WHAT YOU ARE ASKED TO DO -> Determine the number of lines holding the word "param"; answer with that number only.

RECORDS SHOWN ->
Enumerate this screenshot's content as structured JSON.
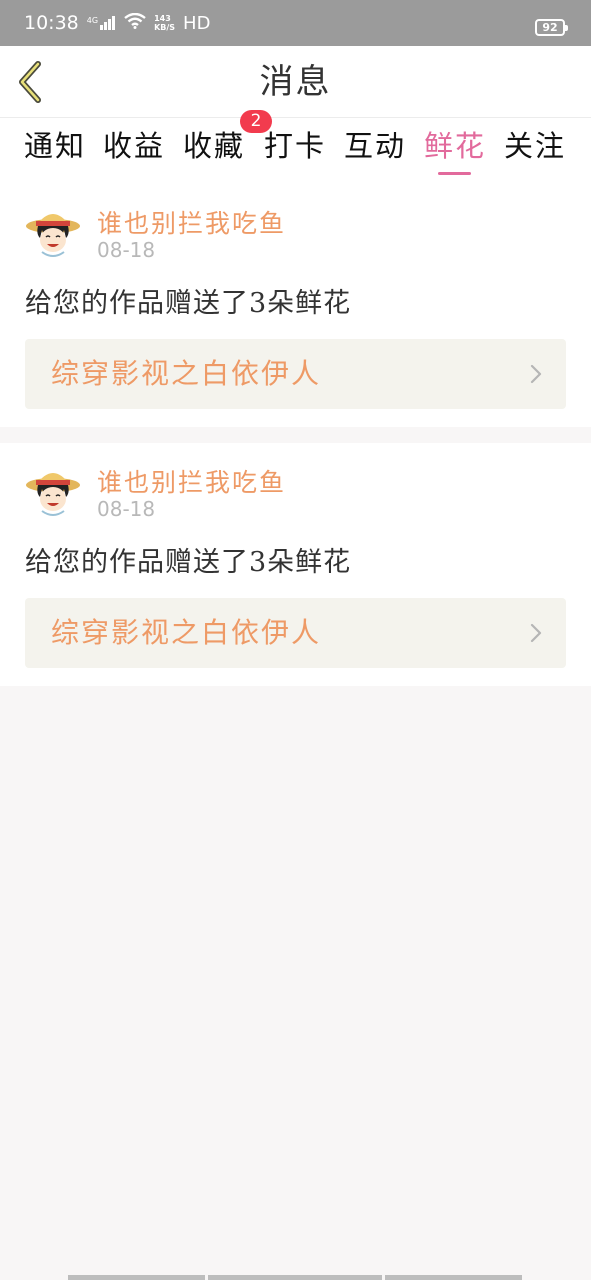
{
  "status_bar": {
    "time": "10:38",
    "network_type": "4G",
    "speed_value": "143",
    "speed_unit": "KB/S",
    "hd": "HD",
    "battery": "92"
  },
  "header": {
    "title": "消息",
    "back_icon": "chevron-left-icon"
  },
  "tabs": [
    {
      "label": "通知"
    },
    {
      "label": "收益"
    },
    {
      "label": "收藏",
      "badge": "2"
    },
    {
      "label": "打卡"
    },
    {
      "label": "互动"
    },
    {
      "label": "鲜花",
      "active": true
    },
    {
      "label": "关注"
    }
  ],
  "colors": {
    "accent": "#e26a9c",
    "username": "#ee9a66",
    "badge": "#f23b4e"
  },
  "messages": [
    {
      "user": "谁也别拦我吃鱼",
      "time": "08-18",
      "text": "给您的作品赠送了3朵鲜花",
      "work_title": "综穿影视之白依伊人"
    },
    {
      "user": "谁也别拦我吃鱼",
      "time": "08-18",
      "text": "给您的作品赠送了3朵鲜花",
      "work_title": "综穿影视之白依伊人"
    }
  ]
}
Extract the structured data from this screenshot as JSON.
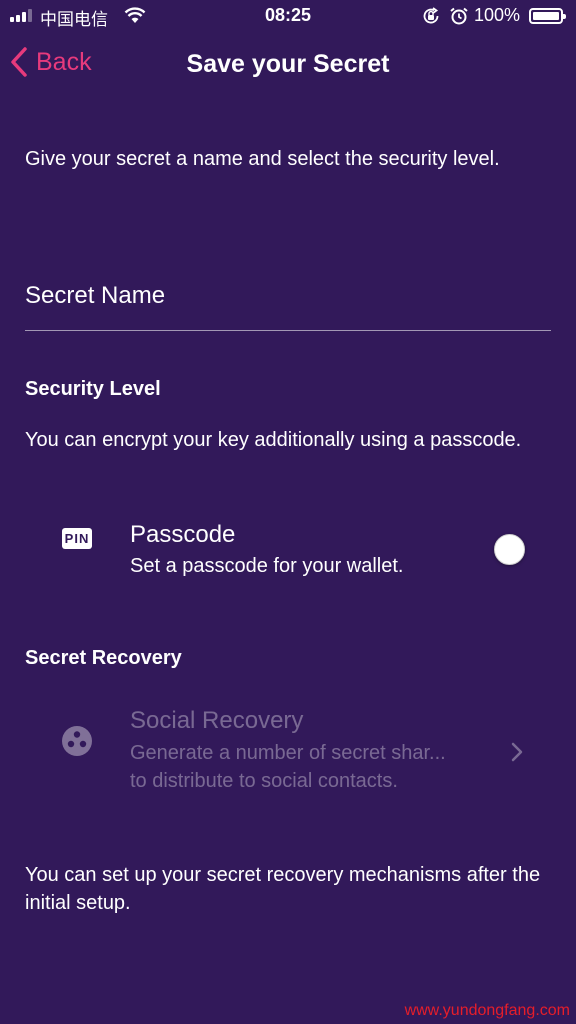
{
  "status_bar": {
    "carrier": "中国电信",
    "time": "08:25",
    "battery": "100%"
  },
  "nav": {
    "back_label": "Back",
    "title": "Save your Secret"
  },
  "intro": "Give your secret a name and select the security level.",
  "secret_name": {
    "placeholder": "Secret Name",
    "value": ""
  },
  "security": {
    "heading": "Security Level",
    "description": "You can encrypt your key additionally using a passcode.",
    "passcode": {
      "icon": "pin-icon",
      "icon_text": "PIN",
      "title": "Passcode",
      "subtitle": "Set a passcode for your wallet.",
      "enabled": false
    }
  },
  "recovery": {
    "heading": "Secret Recovery",
    "social": {
      "icon": "social-recovery-icon",
      "title": "Social Recovery",
      "subtitle_line1": "Generate a number of secret shar...",
      "subtitle_line2": "to distribute to social contacts.",
      "disabled": true
    }
  },
  "footer": "You can set up your secret recovery mechanisms after the initial setup.",
  "watermark": "www.yundongfang.com",
  "colors": {
    "background": "#32195a",
    "accent": "#e73a7c",
    "text": "#ffffff",
    "watermark": "#e61e2a"
  }
}
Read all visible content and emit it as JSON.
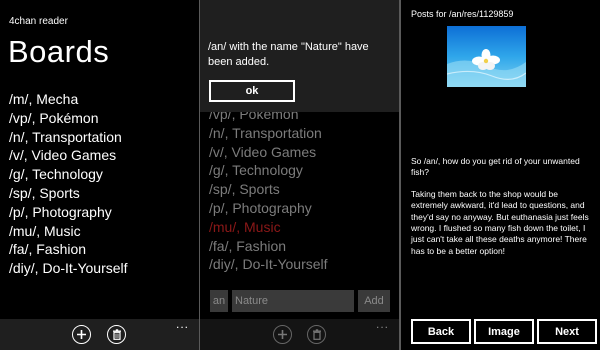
{
  "screen1": {
    "app_title": "4chan reader",
    "page_title": "Boards",
    "boards": [
      "/m/, Mecha",
      "/vp/, Pokémon",
      "/n/, Transportation",
      "/v/, Video Games",
      "/g/, Technology",
      "/sp/, Sports",
      "/p/, Photography",
      "/mu/, Music",
      "/fa/, Fashion",
      "/diy/, Do-It-Yourself"
    ],
    "appbar": {
      "icons": [
        "add-icon",
        "delete-icon"
      ],
      "more": "..."
    }
  },
  "screen2": {
    "dialog": {
      "message": "/an/ with the name \"Nature\" have been added.",
      "ok_label": "ok"
    },
    "boards_visible": [
      "/vp/, Pokémon",
      "/n/, Transportation",
      "/v/, Video Games",
      "/g/, Technology",
      "/sp/, Sports",
      "/p/, Photography",
      "/mu/, Music",
      "/fa/, Fashion",
      "/diy/, Do-It-Yourself"
    ],
    "accent_color": "#8b1818",
    "add_form": {
      "board_code": "an",
      "board_name": "Nature",
      "add_label": "Add"
    },
    "appbar": {
      "icons": [
        "add-icon",
        "delete-icon"
      ],
      "more": "..."
    }
  },
  "screen3": {
    "posts_title": "Posts for /an/res/1129859",
    "paragraphs": [
      "So /an/, how do you get rid of your unwanted fish?",
      "Taking them back to the shop would be extremely awkward, it'd lead to questions, and they'd say no anyway. But euthanasia just feels wrong. I flushed so many fish down the toilet, I just can't take all these deaths anymore! There has to be a better option!"
    ],
    "nav": {
      "back": "Back",
      "image": "Image",
      "next": "Next"
    }
  }
}
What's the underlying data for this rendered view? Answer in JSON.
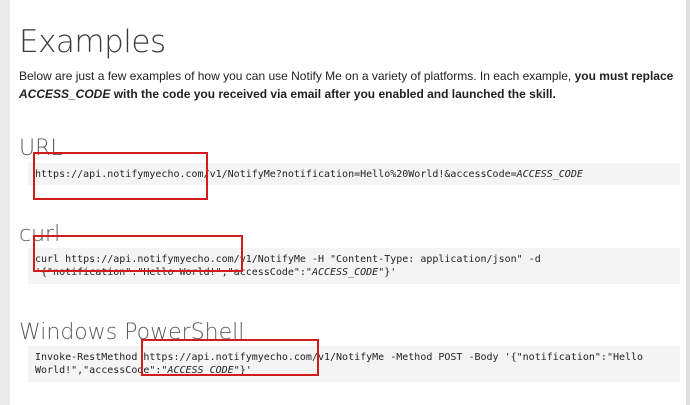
{
  "page": {
    "title": "Examples",
    "intro": {
      "part1": "Below are just a few examples of how you can use Notify Me on a variety of platforms.  In each example, ",
      "bold1": "you must replace ",
      "italic_bold": "ACCESS_CODE",
      "bold2": " with the code you received via email after you enabled and launched the skill."
    }
  },
  "sections": [
    {
      "heading": "URL",
      "code_parts": [
        "https://api.notifymyecho.com/v1/NotifyMe?notification=Hello%20World!&accessCode=",
        "ACCESS_CODE",
        ""
      ]
    },
    {
      "heading": "curl",
      "code_parts": [
        "curl https://api.notifymyecho.com/v1/NotifyMe -H \"Content-Type: application/json\" -d '{\"notification\":\"Hello World!\",\"accessCode\":\"",
        "ACCESS_CODE",
        "\"}'"
      ]
    },
    {
      "heading": "Windows PowerShell",
      "code_parts": [
        "Invoke-RestMethod https://api.notifymyecho.com/v1/NotifyMe -Method POST -Body '{\"notification\":\"Hello World!\",\"accessCode\":\"",
        "ACCESS_CODE",
        "\"}'"
      ]
    }
  ],
  "colors": {
    "annotation": "#d01c1c",
    "code_background": "#f4f4f4"
  }
}
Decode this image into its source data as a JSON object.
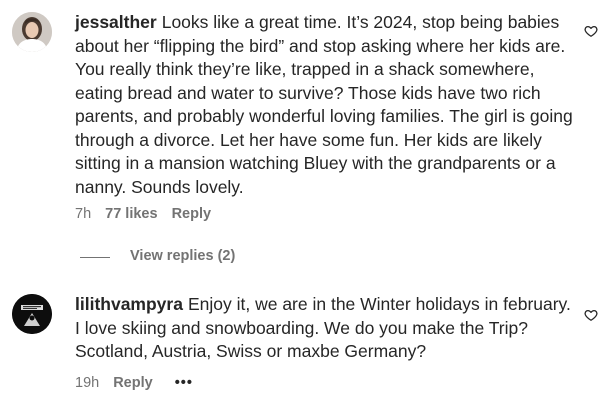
{
  "comments": [
    {
      "username": "jessalther",
      "text": "Looks like a great time. It’s 2024, stop being babies about her “flipping the bird” and stop asking where her kids are. You really think they’re like, trapped in a shack somewhere, eating bread and water to survive? Those kids have two rich parents, and probably wonderful loving families. The girl is going through a divorce. Let her have some fun. Her kids are likely sitting in a mansion watching Bluey with the grandparents or a nanny. Sounds lovely.",
      "time": "7h",
      "likes": "77 likes",
      "reply_label": "Reply",
      "view_replies": "View replies (2)",
      "avatar_icon": "profile-photo-woman",
      "like_icon": "heart-outline-icon"
    },
    {
      "username": "lilithvampyra",
      "text": "Enjoy it, we are in the Winter holidays in february. I love skiing and snowboarding. We do you make the Trip? Scotland, Austria, Swiss or maxbe Germany?",
      "time": "19h",
      "reply_label": "Reply",
      "more_label": "•••",
      "avatar_icon": "profile-photo-dark-logo",
      "like_icon": "heart-outline-icon"
    }
  ],
  "colors": {
    "text": "#262626",
    "secondary": "#737373",
    "background": "#ffffff"
  }
}
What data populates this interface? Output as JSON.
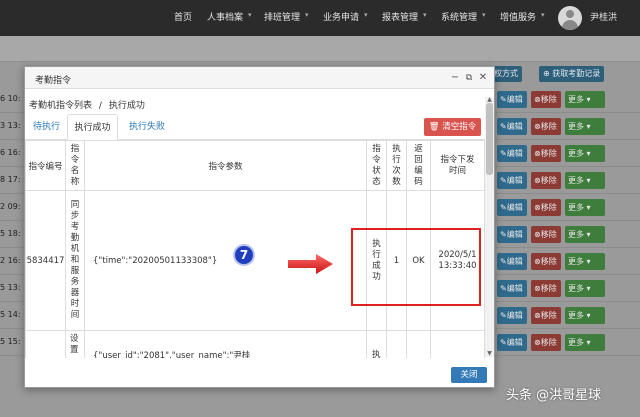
{
  "nav": {
    "items": [
      "首页",
      "人事档案",
      "排班管理",
      "业务申请",
      "报表管理",
      "系统管理",
      "增值服务"
    ],
    "user": "尹桂洪"
  },
  "background": {
    "buttons": [
      "授权方式",
      "获取考勤记录"
    ],
    "times": [
      "6 10:",
      "3 13:",
      "6 16:",
      "8 17:",
      "2 09:",
      "5 18:",
      "2 16:",
      "5 13:",
      "5 14:",
      "5 15:"
    ],
    "row_buttons": {
      "edit": "编辑",
      "delete": "移除",
      "more": "更多"
    }
  },
  "modal": {
    "title": "考勤指令",
    "breadcrumb": [
      "考勤机指令列表",
      "/",
      "执行成功"
    ],
    "tabs": [
      "待执行",
      "执行成功",
      "执行失败"
    ],
    "clear_button": "清空指令",
    "close_button": "关闭",
    "table": {
      "headers": [
        "指令编号",
        "指令名称",
        "指令参数",
        "指令状态",
        "执行次数",
        "返回编码",
        "指令下发时间"
      ],
      "rows": [
        {
          "id": "5834417",
          "name": "同步考勤机和服务器时间",
          "param": "{\"time\":\"20200501133308\"}",
          "status": "执行成功",
          "count": "1",
          "code": "OK",
          "time": "2020/5/1 13:33:40"
        },
        {
          "id": "",
          "name": "设置",
          "param": "{\"user_id\":\"2081\",\"user_name\":\"尹桂",
          "status": "执",
          "count": "",
          "code": "",
          "time": ""
        }
      ]
    }
  },
  "annotation": {
    "number": "7"
  },
  "watermark": "头条 @洪哥星球",
  "colors": {
    "nav_bg": "#2b2b2b",
    "danger": "#d9534f",
    "primary": "#337ab7",
    "highlight": "#e02020",
    "badge": "#1f3fbf"
  }
}
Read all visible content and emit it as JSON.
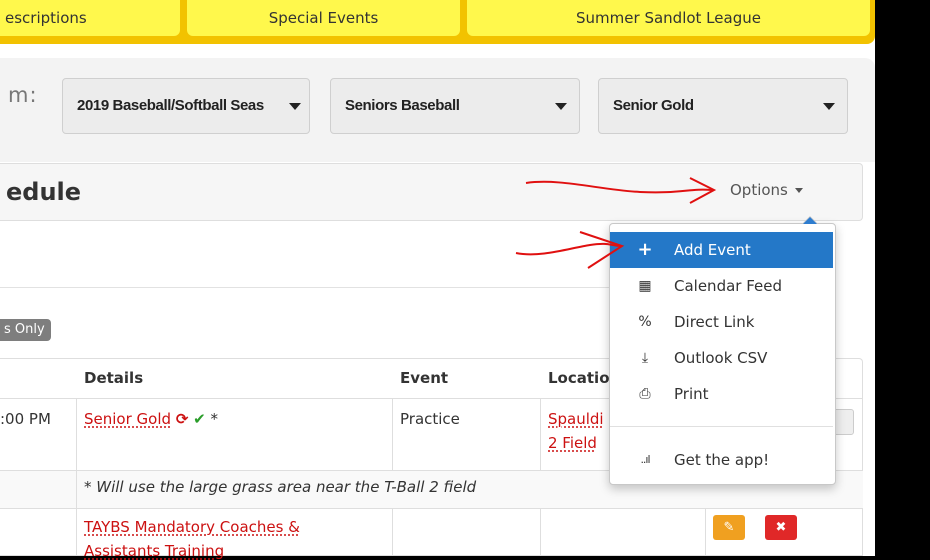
{
  "nav": {
    "tabs": [
      {
        "label": "escriptions"
      },
      {
        "label": "Special Events"
      },
      {
        "label": "Summer Sandlot League"
      }
    ]
  },
  "filters": {
    "label": "m:",
    "season": "2019 Baseball/Softball Seas",
    "division": "Seniors Baseball",
    "team": "Senior Gold"
  },
  "schedule": {
    "title": "edule",
    "options_label": "Options"
  },
  "badge": "s Only",
  "table": {
    "headers": [
      "Details",
      "Event",
      "Locatio"
    ],
    "rows": [
      {
        "time": ":00 PM",
        "details": "Senior Gold",
        "details_suffix": "*",
        "event": "Practice",
        "location_line1": "Spauldi",
        "location_line2": "2 Field"
      }
    ],
    "note": "* Will use the large grass area near the T-Ball 2 field",
    "row2": {
      "details_line1": "TAYBS Mandatory Coaches &",
      "details_line2": "Assistants Training"
    }
  },
  "menu": {
    "items": [
      {
        "label": "Add Event",
        "icon": "plus-icon",
        "glyph": "+"
      },
      {
        "label": "Calendar Feed",
        "icon": "calendar-icon",
        "glyph": "▦"
      },
      {
        "label": "Direct Link",
        "icon": "link-icon",
        "glyph": "%"
      },
      {
        "label": "Outlook CSV",
        "icon": "download-icon",
        "glyph": "⤓"
      },
      {
        "label": "Print",
        "icon": "print-icon",
        "glyph": "⎙"
      },
      {
        "label": "Get the app!",
        "icon": "signal-icon",
        "glyph": "..ıl"
      }
    ]
  },
  "colors": {
    "nav_bg": "#f2c200",
    "nav_tab": "#fff84c",
    "menu_active": "#2478c8",
    "link_red": "#cc1111",
    "annotation_red": "#e01010",
    "check_green": "#2a9d2a"
  }
}
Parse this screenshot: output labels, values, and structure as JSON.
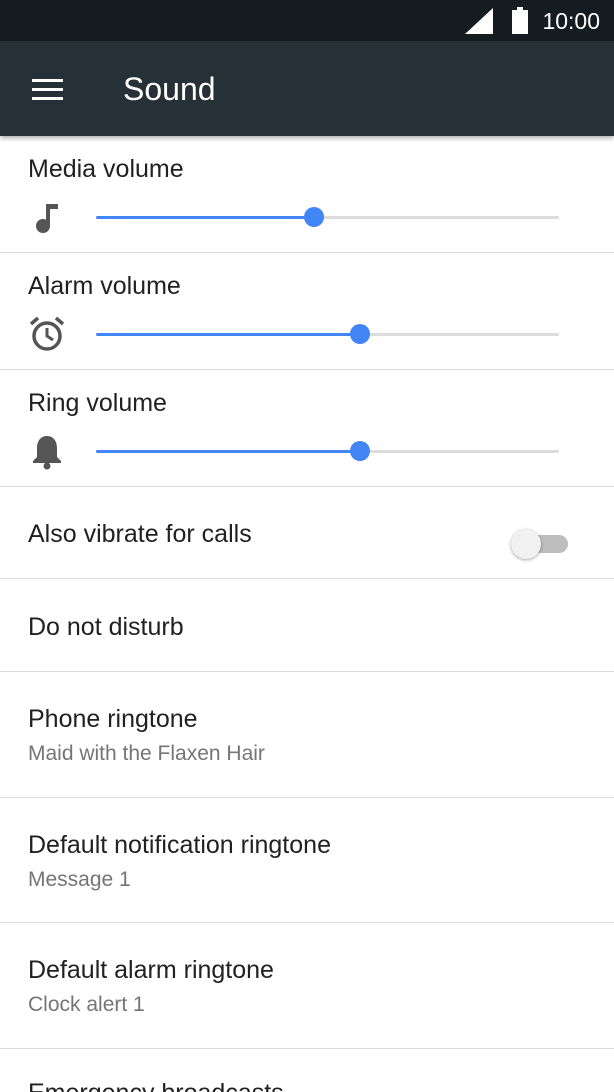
{
  "status_bar": {
    "time": "10:00",
    "signal_icon": "cell-signal-icon",
    "battery_icon": "battery-full-icon"
  },
  "app_bar": {
    "menu_icon": "hamburger-menu-icon",
    "title": "Sound"
  },
  "volume": [
    {
      "label": "Media volume",
      "icon": "music-note-icon",
      "level_percent": 47
    },
    {
      "label": "Alarm volume",
      "icon": "alarm-clock-icon",
      "level_percent": 57
    },
    {
      "label": "Ring volume",
      "icon": "bell-icon",
      "level_percent": 57
    }
  ],
  "vibrate": {
    "label": "Also vibrate for calls",
    "enabled": false
  },
  "dnd": {
    "label": "Do not disturb"
  },
  "ringtones": [
    {
      "label": "Phone ringtone",
      "summary": "Maid with the Flaxen Hair"
    },
    {
      "label": "Default notification ringtone",
      "summary": "Message 1"
    },
    {
      "label": "Default alarm ringtone",
      "summary": "Clock alert 1"
    }
  ],
  "emergency": {
    "label": "Emergency broadcasts"
  },
  "colors": {
    "accent": "#4285f4",
    "app_bar": "#263037",
    "status_bar": "#161b20"
  }
}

PROBLEM SOLUTION -> 2